§ AVAILABLE RECORDS
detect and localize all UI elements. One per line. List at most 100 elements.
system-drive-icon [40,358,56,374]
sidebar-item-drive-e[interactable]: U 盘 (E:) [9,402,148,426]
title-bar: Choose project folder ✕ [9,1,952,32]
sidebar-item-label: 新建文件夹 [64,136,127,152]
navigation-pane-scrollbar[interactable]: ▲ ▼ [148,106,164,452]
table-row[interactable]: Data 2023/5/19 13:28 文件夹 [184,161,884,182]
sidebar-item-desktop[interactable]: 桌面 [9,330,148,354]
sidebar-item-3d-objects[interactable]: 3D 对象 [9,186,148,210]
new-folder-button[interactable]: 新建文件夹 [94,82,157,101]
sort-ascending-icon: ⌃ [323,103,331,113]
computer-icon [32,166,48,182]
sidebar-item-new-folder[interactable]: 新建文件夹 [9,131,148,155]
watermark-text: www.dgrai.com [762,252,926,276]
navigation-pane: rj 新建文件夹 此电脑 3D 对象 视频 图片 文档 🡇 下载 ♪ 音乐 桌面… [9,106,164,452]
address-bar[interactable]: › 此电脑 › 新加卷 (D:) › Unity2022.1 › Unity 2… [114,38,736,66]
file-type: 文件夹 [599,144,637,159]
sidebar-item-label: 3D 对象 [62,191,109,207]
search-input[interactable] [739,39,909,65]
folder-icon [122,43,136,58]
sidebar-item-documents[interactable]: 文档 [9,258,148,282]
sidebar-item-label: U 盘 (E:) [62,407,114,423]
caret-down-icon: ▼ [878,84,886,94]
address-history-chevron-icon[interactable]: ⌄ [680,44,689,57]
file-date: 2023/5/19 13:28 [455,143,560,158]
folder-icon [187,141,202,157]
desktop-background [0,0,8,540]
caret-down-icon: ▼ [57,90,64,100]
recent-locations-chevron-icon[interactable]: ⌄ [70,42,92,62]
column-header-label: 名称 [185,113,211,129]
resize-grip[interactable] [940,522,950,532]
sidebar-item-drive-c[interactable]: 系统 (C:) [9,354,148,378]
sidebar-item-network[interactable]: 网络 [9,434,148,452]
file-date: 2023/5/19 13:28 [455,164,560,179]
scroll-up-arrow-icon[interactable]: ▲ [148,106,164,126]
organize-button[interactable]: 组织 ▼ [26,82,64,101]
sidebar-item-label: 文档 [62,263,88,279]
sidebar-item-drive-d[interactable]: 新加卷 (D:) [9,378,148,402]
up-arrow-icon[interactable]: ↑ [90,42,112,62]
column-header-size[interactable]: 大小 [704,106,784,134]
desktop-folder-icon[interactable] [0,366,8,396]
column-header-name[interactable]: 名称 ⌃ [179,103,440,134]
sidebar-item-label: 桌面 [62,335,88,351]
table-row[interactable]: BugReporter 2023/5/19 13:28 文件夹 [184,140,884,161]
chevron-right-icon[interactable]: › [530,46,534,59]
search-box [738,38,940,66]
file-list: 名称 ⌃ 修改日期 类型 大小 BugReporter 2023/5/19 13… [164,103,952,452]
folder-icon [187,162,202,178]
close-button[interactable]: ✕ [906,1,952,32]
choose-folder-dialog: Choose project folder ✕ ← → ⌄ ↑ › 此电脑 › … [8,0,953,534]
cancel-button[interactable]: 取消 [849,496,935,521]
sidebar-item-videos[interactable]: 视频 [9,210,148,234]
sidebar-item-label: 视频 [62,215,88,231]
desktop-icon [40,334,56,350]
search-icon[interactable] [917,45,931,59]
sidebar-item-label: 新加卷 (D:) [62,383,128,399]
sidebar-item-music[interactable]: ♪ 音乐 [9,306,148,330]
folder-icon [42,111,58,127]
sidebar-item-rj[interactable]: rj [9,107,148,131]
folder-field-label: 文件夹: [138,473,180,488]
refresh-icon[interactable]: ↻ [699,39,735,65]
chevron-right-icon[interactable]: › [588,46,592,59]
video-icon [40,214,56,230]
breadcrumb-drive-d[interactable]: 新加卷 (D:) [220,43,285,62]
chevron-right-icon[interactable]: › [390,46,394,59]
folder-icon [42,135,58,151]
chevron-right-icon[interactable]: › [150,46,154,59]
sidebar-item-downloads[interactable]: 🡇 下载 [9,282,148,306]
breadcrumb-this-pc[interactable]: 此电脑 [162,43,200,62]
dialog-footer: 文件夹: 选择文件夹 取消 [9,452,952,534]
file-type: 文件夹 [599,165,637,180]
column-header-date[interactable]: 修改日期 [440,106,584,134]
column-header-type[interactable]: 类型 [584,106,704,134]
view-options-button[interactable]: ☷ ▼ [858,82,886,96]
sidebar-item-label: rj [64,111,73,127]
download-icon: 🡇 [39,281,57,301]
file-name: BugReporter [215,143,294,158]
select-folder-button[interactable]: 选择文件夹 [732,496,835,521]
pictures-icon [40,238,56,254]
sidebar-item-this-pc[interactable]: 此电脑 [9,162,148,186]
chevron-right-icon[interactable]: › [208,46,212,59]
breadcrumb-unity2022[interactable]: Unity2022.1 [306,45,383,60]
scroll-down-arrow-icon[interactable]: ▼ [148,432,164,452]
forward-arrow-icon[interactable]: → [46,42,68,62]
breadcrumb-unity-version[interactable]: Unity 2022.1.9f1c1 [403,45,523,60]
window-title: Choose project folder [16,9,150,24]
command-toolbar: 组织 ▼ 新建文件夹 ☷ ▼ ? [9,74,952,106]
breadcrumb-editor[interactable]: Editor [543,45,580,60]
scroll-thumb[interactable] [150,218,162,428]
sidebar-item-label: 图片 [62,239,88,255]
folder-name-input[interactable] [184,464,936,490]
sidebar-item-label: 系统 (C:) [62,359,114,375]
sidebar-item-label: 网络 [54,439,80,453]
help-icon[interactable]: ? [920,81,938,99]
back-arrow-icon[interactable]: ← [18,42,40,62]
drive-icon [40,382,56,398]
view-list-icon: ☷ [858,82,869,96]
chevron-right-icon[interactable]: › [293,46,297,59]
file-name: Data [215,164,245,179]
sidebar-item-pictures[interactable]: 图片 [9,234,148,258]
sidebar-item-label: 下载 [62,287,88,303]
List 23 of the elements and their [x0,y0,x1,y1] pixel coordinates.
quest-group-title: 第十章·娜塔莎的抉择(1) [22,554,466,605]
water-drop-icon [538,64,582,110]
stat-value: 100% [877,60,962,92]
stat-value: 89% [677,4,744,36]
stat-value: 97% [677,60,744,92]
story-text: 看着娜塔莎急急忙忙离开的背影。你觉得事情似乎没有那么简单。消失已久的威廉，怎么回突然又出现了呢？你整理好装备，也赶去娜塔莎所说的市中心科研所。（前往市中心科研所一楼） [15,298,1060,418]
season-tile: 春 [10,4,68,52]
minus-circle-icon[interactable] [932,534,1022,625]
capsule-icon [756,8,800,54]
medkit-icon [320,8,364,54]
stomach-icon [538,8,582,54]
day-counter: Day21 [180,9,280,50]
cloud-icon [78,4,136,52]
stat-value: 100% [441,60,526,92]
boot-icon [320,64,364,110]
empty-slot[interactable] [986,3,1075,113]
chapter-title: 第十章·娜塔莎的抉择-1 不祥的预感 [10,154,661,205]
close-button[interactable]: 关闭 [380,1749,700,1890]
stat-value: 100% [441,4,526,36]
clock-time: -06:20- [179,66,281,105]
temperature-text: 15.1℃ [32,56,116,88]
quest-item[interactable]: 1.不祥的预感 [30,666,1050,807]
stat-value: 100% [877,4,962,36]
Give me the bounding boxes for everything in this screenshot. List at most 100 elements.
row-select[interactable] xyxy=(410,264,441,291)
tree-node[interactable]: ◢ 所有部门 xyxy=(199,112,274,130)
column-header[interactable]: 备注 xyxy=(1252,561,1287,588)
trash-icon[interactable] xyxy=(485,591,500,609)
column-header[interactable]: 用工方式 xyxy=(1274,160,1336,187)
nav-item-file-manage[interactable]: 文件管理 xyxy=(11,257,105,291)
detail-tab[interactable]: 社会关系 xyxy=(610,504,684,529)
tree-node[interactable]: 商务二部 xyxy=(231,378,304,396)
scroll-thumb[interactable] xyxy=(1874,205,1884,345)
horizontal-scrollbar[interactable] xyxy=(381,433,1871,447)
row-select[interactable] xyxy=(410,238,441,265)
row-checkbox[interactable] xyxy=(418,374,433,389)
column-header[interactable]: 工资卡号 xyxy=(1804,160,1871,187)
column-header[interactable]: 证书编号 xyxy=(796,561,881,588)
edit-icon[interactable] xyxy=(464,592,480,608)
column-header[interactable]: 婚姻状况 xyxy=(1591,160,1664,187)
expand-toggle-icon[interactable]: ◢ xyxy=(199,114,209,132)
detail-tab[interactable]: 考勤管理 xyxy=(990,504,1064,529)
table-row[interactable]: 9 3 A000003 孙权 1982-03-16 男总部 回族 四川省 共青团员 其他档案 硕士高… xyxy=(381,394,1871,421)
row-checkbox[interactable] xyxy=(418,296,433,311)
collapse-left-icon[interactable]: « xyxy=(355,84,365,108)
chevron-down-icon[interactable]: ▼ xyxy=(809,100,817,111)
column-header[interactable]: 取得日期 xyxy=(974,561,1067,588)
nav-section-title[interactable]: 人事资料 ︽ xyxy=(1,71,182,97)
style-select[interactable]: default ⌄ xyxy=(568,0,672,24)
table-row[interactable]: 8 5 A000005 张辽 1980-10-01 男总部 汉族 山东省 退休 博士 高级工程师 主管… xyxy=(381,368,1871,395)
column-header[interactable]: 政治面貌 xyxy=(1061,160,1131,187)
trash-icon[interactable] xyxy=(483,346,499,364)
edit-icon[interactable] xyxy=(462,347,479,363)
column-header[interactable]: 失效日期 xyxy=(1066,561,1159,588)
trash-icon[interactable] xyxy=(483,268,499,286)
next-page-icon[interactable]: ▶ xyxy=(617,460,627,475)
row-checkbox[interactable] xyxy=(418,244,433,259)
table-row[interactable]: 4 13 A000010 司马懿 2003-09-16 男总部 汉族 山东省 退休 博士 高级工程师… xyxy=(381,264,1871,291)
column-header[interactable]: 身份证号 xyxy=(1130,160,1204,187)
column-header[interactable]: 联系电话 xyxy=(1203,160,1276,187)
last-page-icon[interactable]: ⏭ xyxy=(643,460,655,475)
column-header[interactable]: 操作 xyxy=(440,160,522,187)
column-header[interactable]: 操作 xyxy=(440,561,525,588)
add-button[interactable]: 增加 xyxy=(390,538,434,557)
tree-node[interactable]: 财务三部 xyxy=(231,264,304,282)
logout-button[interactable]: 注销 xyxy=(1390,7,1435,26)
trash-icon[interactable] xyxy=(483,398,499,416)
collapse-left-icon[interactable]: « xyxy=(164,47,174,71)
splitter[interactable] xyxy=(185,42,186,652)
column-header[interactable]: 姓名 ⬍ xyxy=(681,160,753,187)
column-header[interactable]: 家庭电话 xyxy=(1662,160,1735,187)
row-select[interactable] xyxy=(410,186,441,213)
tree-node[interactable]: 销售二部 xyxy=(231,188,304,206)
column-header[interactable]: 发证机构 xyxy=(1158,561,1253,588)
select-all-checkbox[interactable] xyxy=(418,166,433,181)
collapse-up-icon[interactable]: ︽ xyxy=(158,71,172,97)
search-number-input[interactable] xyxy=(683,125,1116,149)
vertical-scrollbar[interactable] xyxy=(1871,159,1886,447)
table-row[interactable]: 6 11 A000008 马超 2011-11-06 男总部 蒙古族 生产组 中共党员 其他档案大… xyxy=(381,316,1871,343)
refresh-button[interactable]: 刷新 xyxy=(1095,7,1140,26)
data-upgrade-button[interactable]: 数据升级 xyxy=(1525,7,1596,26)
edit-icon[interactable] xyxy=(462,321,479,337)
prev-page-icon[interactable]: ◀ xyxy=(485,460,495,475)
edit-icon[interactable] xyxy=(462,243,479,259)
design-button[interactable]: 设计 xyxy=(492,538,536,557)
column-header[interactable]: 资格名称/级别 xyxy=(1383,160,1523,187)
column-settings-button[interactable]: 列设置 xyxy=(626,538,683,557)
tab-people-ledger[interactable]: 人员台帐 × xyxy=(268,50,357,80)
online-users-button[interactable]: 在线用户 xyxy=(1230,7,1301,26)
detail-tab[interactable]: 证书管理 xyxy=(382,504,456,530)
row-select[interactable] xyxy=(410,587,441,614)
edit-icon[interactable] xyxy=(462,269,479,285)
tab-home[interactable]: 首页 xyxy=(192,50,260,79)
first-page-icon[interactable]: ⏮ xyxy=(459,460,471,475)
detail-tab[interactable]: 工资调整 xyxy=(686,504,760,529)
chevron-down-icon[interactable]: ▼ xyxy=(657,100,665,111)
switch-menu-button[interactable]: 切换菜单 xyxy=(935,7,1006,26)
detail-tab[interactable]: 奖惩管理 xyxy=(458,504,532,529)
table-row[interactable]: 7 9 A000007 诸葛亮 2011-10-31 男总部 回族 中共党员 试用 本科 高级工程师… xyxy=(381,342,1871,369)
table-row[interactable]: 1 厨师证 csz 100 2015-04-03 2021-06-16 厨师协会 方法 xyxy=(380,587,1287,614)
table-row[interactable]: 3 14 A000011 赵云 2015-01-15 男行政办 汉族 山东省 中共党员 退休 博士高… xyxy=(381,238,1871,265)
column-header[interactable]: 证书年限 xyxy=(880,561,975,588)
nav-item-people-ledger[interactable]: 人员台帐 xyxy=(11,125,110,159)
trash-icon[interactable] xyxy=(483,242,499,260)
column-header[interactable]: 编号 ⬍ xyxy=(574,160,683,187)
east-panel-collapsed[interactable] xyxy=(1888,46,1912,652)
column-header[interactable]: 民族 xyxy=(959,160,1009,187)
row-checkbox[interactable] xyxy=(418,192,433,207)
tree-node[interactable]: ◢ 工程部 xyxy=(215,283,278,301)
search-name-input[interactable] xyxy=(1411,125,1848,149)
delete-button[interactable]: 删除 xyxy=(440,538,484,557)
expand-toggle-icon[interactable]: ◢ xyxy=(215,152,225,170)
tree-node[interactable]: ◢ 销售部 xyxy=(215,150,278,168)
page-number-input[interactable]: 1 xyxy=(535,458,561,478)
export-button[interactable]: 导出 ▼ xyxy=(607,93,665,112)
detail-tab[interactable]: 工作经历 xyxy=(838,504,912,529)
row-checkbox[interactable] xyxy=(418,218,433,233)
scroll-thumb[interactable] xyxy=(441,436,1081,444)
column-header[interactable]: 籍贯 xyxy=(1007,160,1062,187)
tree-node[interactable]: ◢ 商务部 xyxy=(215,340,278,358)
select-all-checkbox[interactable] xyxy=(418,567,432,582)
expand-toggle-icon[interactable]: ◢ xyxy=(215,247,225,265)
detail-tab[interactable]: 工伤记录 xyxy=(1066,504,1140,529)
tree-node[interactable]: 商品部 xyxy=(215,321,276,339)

§ WRITTEN INSTRUCTION
Can you output the data as a JSON list of strings, one per line with blank lines omitted, starting at the first line of the data and going on through the line with "up-arrow-icon[interactable]: ↑ [90,42,112,62]"?

§ ANSWER BELOW
[
  "detect and localize all UI elements. One per line. List at most 100 elements.",
  "system-drive-icon [40,358,56,374]",
  "sidebar-item-drive-e[interactable]: U 盘 (E:) [9,402,148,426]",
  "title-bar: Choose project folder ✕ [9,1,952,32]",
  "sidebar-item-label: 新建文件夹 [64,136,127,152]",
  "navigation-pane-scrollbar[interactable]: ▲ ▼ [148,106,164,452]",
  "table-row[interactable]: Data 2023/5/19 13:28 文件夹 [184,161,884,182]",
  "sidebar-item-desktop[interactable]: 桌面 [9,330,148,354]",
  "sidebar-item-3d-objects[interactable]: 3D 对象 [9,186,148,210]",
  "new-folder-button[interactable]: 新建文件夹 [94,82,157,101]",
  "sort-ascending-icon: ⌃ [323,103,331,113]",
  "computer-icon [32,166,48,182]",
  "sidebar-item-new-folder[interactable]: 新建文件夹 [9,131,148,155]",
  "watermark-text: www.dgrai.com [762,252,926,276]",
  "navigation-pane: rj 新建文件夹 此电脑 3D 对象 视频 图片 文档 🡇 下载 ♪ 音乐 桌面… [9,106,164,452]",
  "address-bar[interactable]: › 此电脑 › 新加卷 (D:) › Unity2022.1 › Unity 2… [114,38,736,66]",
  "file-type: 文件夹 [599,144,637,159]",
  "sidebar-item-label: 3D 对象 [62,191,109,207]",
  "search-input[interactable] [739,39,909,65]",
  "folder-icon [122,43,136,58]",
  "sidebar-item-documents[interactable]: 文档 [9,258,148,282]",
  "sidebar-item-label: U 盘 (E:) [62,407,114,423]",
  "caret-down-icon: ▼ [878,84,886,94]",
  "address-history-chevron-icon[interactable]: ⌄ [680,44,689,57]",
  "file-date: 2023/5/19 13:28 [455,143,560,158]",
  "folder-icon [187,141,202,157]",
  "desktop-background [0,0,8,540]",
  "caret-down-icon: ▼ [57,90,64,100]",
  "recent-locations-chevron-icon[interactable]: ⌄ [70,42,92,62]",
  "column-header-label: 名称 [185,113,211,129]",
  "resize-grip[interactable] [940,522,950,532]",
  "sidebar-item-drive-c[interactable]: 系统 (C:) [9,354,148,378]",
  "sidebar-item-network[interactable]: 网络 [9,434,148,452]",
  "file-date: 2023/5/19 13:28 [455,164,560,179]",
  "scroll-up-arrow-icon[interactable]: ▲ [148,106,164,126]",
  "organize-button[interactable]: 组织 ▼ [26,82,64,101]",
  "sidebar-item-label: 文档 [62,263,88,279]",
  "sidebar-item-drive-d[interactable]: 新加卷 (D:) [9,378,148,402]",
  "up-arrow-icon[interactable]: ↑ [90,42,112,62]"
]